───── Data rows

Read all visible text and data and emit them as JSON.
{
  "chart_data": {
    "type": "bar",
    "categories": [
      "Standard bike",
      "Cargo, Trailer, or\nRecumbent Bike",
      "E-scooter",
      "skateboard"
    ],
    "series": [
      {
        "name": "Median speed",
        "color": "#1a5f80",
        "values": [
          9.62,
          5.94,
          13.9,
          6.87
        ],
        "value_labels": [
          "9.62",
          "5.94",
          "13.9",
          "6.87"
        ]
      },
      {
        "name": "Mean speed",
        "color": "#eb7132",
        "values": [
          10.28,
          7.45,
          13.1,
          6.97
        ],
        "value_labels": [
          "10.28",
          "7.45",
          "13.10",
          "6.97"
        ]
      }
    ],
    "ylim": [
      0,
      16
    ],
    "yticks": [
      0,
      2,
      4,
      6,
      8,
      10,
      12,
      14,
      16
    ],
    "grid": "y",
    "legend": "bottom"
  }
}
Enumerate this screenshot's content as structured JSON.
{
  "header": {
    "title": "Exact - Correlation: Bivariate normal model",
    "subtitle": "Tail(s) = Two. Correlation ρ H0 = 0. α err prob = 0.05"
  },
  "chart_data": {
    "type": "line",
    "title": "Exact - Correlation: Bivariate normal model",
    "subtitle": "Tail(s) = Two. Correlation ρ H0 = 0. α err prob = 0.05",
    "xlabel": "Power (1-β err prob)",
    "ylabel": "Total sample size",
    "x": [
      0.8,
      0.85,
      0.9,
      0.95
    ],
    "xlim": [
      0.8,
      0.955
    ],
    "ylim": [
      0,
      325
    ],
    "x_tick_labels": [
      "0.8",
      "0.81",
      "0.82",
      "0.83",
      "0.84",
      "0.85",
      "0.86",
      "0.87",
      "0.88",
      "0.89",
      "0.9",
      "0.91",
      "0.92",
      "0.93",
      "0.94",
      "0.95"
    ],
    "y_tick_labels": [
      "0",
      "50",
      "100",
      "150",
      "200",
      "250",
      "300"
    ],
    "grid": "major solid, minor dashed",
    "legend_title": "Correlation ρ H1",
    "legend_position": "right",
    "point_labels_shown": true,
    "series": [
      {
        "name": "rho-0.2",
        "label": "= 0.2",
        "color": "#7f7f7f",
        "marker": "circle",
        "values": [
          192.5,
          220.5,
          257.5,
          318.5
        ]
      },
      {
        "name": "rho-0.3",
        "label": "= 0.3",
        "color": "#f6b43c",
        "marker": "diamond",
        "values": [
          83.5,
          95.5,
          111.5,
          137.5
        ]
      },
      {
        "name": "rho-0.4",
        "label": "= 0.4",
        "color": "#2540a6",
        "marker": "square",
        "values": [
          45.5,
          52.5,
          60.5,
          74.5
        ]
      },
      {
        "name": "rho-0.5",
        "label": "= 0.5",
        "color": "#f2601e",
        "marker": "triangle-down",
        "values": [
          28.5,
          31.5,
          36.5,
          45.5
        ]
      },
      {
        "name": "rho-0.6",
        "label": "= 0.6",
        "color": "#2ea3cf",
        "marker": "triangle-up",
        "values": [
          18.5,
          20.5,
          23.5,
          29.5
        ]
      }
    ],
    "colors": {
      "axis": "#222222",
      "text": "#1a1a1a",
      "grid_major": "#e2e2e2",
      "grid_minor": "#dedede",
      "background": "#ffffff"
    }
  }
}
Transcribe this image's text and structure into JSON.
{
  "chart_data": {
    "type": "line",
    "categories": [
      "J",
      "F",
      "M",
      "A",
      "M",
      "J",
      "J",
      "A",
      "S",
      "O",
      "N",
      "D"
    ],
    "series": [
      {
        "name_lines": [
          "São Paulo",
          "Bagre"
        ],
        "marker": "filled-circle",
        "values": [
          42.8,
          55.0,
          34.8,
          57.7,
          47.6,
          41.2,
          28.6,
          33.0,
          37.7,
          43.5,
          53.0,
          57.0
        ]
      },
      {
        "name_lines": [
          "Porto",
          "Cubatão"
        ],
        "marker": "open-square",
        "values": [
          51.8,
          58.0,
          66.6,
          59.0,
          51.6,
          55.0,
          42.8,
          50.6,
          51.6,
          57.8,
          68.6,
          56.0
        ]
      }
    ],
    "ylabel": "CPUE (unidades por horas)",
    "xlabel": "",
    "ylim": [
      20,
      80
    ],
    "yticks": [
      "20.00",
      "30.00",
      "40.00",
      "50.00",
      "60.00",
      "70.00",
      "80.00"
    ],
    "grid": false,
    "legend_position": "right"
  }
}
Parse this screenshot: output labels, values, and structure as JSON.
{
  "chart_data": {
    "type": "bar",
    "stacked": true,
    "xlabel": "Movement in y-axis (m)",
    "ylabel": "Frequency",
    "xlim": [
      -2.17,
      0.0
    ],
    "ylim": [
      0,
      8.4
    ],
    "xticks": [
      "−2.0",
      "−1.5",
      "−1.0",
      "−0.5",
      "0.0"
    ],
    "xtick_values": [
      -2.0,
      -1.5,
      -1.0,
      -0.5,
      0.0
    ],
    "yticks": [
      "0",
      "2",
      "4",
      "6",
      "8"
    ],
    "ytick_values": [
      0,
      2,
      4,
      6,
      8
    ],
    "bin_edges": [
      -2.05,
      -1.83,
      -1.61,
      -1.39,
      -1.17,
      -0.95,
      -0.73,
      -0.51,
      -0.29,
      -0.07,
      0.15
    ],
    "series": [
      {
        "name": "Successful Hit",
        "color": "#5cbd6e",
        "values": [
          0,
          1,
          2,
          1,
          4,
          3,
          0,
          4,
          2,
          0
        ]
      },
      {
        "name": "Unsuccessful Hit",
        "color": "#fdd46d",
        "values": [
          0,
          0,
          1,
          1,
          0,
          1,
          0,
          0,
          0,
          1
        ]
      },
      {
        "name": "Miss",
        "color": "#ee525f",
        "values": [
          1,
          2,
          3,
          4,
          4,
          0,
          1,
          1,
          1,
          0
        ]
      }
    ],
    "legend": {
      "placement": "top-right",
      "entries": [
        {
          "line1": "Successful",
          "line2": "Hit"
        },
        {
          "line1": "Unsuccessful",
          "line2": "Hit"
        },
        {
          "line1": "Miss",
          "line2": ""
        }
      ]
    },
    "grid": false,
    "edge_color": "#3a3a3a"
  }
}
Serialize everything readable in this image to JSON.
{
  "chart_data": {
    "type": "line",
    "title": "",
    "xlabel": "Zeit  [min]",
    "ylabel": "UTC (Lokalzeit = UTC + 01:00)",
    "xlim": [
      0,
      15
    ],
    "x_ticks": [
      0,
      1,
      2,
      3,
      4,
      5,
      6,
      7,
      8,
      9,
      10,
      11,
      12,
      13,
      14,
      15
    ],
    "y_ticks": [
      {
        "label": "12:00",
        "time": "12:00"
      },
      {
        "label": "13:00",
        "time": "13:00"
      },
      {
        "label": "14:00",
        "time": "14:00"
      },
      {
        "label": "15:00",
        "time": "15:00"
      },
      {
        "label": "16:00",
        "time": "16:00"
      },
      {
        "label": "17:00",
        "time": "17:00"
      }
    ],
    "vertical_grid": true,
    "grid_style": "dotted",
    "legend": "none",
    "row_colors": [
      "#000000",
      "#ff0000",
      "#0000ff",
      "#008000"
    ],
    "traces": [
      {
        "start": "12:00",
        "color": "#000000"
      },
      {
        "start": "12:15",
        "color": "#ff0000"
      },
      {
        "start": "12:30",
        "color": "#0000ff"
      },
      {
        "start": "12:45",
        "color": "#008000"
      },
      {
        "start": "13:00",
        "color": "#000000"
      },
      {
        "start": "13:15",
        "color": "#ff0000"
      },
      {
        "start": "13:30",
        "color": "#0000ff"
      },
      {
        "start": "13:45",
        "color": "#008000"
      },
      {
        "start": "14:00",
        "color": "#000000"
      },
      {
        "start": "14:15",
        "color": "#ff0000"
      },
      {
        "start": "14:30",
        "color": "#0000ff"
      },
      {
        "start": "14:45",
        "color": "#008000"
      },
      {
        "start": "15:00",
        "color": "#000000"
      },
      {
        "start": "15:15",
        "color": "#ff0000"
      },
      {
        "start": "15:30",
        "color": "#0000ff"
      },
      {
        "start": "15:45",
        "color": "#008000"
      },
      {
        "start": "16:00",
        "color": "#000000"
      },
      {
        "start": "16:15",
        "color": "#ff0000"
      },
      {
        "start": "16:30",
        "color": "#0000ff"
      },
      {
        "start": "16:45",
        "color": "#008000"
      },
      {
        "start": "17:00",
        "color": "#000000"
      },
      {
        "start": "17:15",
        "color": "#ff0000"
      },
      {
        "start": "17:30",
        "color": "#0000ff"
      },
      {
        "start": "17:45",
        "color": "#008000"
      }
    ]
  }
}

──────────

### To do
Your answer should be a single number: the count of lines in the data that include the word "JSON".

### Written solution
5